• **Set exercise**: The exercise asks for every line of the data to be reproduced exactly.

• **Stored records**:

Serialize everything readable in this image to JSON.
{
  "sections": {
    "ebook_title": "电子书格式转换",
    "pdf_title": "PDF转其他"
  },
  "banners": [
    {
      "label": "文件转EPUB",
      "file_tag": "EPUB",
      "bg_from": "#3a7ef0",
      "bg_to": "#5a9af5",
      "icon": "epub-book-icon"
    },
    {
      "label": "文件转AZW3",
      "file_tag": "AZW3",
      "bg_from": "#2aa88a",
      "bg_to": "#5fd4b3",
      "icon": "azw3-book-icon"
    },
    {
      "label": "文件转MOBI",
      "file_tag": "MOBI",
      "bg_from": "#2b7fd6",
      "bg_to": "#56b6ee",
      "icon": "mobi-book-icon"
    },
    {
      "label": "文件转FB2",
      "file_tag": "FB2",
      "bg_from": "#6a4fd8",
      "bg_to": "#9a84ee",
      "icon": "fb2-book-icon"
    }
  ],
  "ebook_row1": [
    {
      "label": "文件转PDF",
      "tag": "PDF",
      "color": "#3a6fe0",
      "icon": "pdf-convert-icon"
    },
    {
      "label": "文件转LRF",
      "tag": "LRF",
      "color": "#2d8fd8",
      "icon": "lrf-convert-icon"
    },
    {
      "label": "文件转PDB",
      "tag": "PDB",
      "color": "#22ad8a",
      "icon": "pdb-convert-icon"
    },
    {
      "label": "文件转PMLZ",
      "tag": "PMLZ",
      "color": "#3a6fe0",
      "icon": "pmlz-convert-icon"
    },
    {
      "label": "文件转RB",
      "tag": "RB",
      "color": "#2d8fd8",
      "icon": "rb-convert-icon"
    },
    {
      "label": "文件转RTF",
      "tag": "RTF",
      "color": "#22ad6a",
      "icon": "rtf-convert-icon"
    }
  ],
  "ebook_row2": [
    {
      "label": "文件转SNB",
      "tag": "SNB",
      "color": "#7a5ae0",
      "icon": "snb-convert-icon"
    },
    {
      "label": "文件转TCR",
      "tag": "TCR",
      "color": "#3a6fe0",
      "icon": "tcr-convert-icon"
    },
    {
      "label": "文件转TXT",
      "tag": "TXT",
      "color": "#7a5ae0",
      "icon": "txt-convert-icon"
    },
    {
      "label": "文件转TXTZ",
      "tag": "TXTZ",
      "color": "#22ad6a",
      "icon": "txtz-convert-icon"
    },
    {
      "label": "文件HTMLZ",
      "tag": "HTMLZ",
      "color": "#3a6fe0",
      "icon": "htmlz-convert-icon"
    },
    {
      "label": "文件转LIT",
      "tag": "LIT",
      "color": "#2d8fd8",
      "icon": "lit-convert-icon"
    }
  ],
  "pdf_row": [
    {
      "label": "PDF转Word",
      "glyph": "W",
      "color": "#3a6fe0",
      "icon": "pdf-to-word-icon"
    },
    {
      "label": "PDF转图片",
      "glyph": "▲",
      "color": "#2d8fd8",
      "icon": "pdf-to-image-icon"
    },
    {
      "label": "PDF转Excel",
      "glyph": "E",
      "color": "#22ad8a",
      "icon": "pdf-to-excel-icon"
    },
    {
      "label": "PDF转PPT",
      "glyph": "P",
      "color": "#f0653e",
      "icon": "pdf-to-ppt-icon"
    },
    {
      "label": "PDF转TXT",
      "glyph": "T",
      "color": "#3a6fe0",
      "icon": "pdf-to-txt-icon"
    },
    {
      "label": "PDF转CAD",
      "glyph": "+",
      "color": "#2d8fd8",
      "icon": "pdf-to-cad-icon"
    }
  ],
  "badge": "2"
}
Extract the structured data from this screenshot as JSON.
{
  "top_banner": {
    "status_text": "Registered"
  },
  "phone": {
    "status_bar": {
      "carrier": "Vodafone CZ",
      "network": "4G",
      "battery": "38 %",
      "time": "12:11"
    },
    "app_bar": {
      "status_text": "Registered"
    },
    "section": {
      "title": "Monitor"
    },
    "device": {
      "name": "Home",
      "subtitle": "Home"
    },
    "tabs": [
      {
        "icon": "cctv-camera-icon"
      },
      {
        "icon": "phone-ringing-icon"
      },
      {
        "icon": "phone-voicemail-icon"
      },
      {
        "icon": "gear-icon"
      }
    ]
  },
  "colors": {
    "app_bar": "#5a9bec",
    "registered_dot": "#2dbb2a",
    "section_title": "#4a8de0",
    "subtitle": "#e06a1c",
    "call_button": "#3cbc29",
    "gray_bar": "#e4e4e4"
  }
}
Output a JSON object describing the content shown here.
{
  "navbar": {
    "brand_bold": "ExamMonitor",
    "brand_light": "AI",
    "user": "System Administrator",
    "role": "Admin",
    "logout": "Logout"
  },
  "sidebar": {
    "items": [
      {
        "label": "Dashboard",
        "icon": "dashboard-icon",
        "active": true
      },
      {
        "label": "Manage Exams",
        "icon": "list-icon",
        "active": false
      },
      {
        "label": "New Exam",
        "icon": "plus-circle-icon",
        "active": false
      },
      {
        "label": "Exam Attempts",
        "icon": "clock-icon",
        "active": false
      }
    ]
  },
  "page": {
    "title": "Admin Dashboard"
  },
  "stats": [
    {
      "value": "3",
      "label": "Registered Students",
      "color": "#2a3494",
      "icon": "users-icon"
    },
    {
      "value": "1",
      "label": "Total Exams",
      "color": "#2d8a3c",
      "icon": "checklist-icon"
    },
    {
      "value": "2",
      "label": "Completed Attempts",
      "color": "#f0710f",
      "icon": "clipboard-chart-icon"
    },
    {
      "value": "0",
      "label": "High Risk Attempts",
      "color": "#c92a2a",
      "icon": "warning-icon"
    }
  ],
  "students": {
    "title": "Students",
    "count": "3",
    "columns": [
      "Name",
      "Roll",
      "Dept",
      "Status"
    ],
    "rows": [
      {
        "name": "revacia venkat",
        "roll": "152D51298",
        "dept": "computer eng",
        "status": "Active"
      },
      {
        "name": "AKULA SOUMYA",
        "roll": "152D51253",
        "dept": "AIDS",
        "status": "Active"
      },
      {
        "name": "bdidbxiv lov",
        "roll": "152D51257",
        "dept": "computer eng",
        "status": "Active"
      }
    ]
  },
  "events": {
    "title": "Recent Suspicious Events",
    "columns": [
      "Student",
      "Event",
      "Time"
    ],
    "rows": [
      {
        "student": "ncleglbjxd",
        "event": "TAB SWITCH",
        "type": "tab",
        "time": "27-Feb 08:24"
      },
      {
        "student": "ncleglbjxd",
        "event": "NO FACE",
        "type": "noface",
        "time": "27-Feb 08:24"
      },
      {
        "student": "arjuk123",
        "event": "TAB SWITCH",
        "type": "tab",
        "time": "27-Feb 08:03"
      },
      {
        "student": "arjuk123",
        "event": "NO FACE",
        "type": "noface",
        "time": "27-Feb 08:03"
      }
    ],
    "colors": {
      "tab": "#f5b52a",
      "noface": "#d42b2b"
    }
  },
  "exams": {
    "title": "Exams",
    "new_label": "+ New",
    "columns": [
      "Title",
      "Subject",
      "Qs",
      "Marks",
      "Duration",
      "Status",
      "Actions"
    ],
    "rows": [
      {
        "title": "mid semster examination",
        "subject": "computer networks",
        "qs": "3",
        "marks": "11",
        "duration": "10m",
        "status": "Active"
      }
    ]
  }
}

• **Final answer**:
Serialize everything readable in this image to JSON.
{
  "sections": {
    "ebook_title": "电子书格式转换",
    "pdf_title": "PDF转其他"
  },
  "banners": [
    {
      "label": "文件转EPUB",
      "file_tag": "EPUB",
      "bg_from": "#3a7ef0",
      "bg_to": "#5a9af5",
      "icon": "epub-book-icon"
    },
    {
      "label": "文件转AZW3",
      "file_tag": "AZW3",
      "bg_from": "#2aa88a",
      "bg_to": "#5fd4b3",
      "icon": "azw3-book-icon"
    },
    {
      "label": "文件转MOBI",
      "file_tag": "MOBI",
      "bg_from": "#2b7fd6",
      "bg_to": "#56b6ee",
      "icon": "mobi-book-icon"
    },
    {
      "label": "文件转FB2",
      "file_tag": "FB2",
      "bg_from": "#6a4fd8",
      "bg_to": "#9a84ee",
      "icon": "fb2-book-icon"
    }
  ],
  "ebook_row1": [
    {
      "label": "文件转PDF",
      "tag": "PDF",
      "color": "#3a6fe0",
      "icon": "pdf-convert-icon"
    },
    {
      "label": "文件转LRF",
      "tag": "LRF",
      "color": "#2d8fd8",
      "icon": "lrf-convert-icon"
    },
    {
      "label": "文件转PDB",
      "tag": "PDB",
      "color": "#22ad8a",
      "icon": "pdb-convert-icon"
    },
    {
      "label": "文件转PMLZ",
      "tag": "PMLZ",
      "color": "#3a6fe0",
      "icon": "pmlz-convert-icon"
    },
    {
      "label": "文件转RB",
      "tag": "RB",
      "color": "#2d8fd8",
      "icon": "rb-convert-icon"
    },
    {
      "label": "文件转RTF",
      "tag": "RTF",
      "color": "#22ad6a",
      "icon": "rtf-convert-icon"
    }
  ],
  "ebook_row2": [
    {
      "label": "文件转SNB",
      "tag": "SNB",
      "color": "#7a5ae0",
      "icon": "snb-convert-icon"
    },
    {
      "label": "文件转TCR",
      "tag": "TCR",
      "color": "#3a6fe0",
      "icon": "tcr-convert-icon"
    },
    {
      "label": "文件转TXT",
      "tag": "TXT",
      "color": "#7a5ae0",
      "icon": "txt-convert-icon"
    },
    {
      "label": "文件转TXTZ",
      "tag": "TXTZ",
      "color": "#22ad6a",
      "icon": "txtz-convert-icon"
    },
    {
      "label": "文件HTMLZ",
      "tag": "HTMLZ",
      "color": "#3a6fe0",
      "icon": "htmlz-convert-icon"
    },
    {
      "label": "文件转LIT",
      "tag": "LIT",
      "color": "#2d8fd8",
      "icon": "lit-convert-icon"
    }
  ],
  "pdf_row": [
    {
      "label": "PDF转Word",
      "glyph": "W",
      "color": "#3a6fe0",
      "icon": "pdf-to-word-icon"
    },
    {
      "label": "PDF转图片",
      "glyph": "▲",
      "color": "#2d8fd8",
      "icon": "pdf-to-image-icon"
    },
    {
      "label": "PDF转Excel",
      "glyph": "E",
      "color": "#22ad8a",
      "icon": "pdf-to-excel-icon"
    },
    {
      "label": "PDF转PPT",
      "glyph": "P",
      "color": "#f0653e",
      "icon": "pdf-to-ppt-icon"
    },
    {
      "label": "PDF转TXT",
      "glyph": "T",
      "color": "#3a6fe0",
      "icon": "pdf-to-txt-icon"
    },
    {
      "label": "PDF转CAD",
      "glyph": "+",
      "color": "#2d8fd8",
      "icon": "pdf-to-cad-icon"
    }
  ],
  "badge": "2"
}
Extract the structured data from this screenshot as JSON.
{
  "top_banner": {
    "status_text": "Registered"
  },
  "phone": {
    "status_bar": {
      "carrier": "Vodafone CZ",
      "network": "4G",
      "battery": "38 %",
      "time": "12:11"
    },
    "app_bar": {
      "status_text": "Registered"
    },
    "section": {
      "title": "Monitor"
    },
    "device": {
      "name": "Home",
      "subtitle": "Home"
    },
    "tabs": [
      {
        "icon": "cctv-camera-icon"
      },
      {
        "icon": "phone-ringing-icon"
      },
      {
        "icon": "phone-voicemail-icon"
      },
      {
        "icon": "gear-icon"
      }
    ]
  },
  "colors": {
    "app_bar": "#5a9bec",
    "registered_dot": "#2dbb2a",
    "section_title": "#4a8de0",
    "subtitle": "#e06a1c",
    "call_button": "#3cbc29",
    "gray_bar": "#e4e4e4"
  }
}
Output a JSON object describing the content shown here.
{
  "navbar": {
    "brand_bold": "ExamMonitor",
    "brand_light": "AI",
    "user": "System Administrator",
    "role": "Admin",
    "logout": "Logout"
  },
  "sidebar": {
    "items": [
      {
        "label": "Dashboard",
        "icon": "dashboard-icon",
        "active": true
      },
      {
        "label": "Manage Exams",
        "icon": "list-icon",
        "active": false
      },
      {
        "label": "New Exam",
        "icon": "plus-circle-icon",
        "active": false
      },
      {
        "label": "Exam Attempts",
        "icon": "clock-icon",
        "active": false
      }
    ]
  },
  "page": {
    "title": "Admin Dashboard"
  },
  "stats": [
    {
      "value": "3",
      "label": "Registered Students",
      "color": "#2a3494",
      "icon": "users-icon"
    },
    {
      "value": "1",
      "label": "Total Exams",
      "color": "#2d8a3c",
      "icon": "checklist-icon"
    },
    {
      "value": "2",
      "label": "Completed Attempts",
      "color": "#f0710f",
      "icon": "clipboard-chart-icon"
    },
    {
      "value": "0",
      "label": "High Risk Attempts",
      "color": "#c92a2a",
      "icon": "warning-icon"
    }
  ],
  "students": {
    "title": "Students",
    "count": "3",
    "columns": [
      "Name",
      "Roll",
      "Dept",
      "Status"
    ],
    "rows": [
      {
        "name": "revacia venkat",
        "roll": "152D51298",
        "dept": "computer eng",
        "status": "Active"
      },
      {
        "name": "AKULA SOUMYA",
        "roll": "152D51253",
        "dept": "AIDS",
        "status": "Active"
      },
      {
        "name": "bdidbxiv lov",
        "roll": "152D51257",
        "dept": "computer eng",
        "status": "Active"
      }
    ]
  },
  "events": {
    "title": "Recent Suspicious Events",
    "columns": [
      "Student",
      "Event",
      "Time"
    ],
    "rows": [
      {
        "student": "ncleglbjxd",
        "event": "TAB SWITCH",
        "type": "tab",
        "time": "27-Feb 08:24"
      },
      {
        "student": "ncleglbjxd",
        "event": "NO FACE",
        "type": "noface",
        "time": "27-Feb 08:24"
      },
      {
        "student": "arjuk123",
        "event": "TAB SWITCH",
        "type": "tab",
        "time": "27-Feb 08:03"
      },
      {
        "student": "arjuk123",
        "event": "NO FACE",
        "type": "noface",
        "time": "27-Feb 08:03"
      }
    ],
    "colors": {
      "tab": "#f5b52a",
      "noface": "#d42b2b"
    }
  },
  "exams": {
    "title": "Exams",
    "new_label": "+ New",
    "columns": [
      "Title",
      "Subject",
      "Qs",
      "Marks",
      "Duration",
      "Status",
      "Actions"
    ],
    "rows": [
      {
        "title": "mid semster examination",
        "subject": "computer networks",
        "qs": "3",
        "marks": "11",
        "duration": "10m",
        "status": "Active"
      }
    ]
  }
}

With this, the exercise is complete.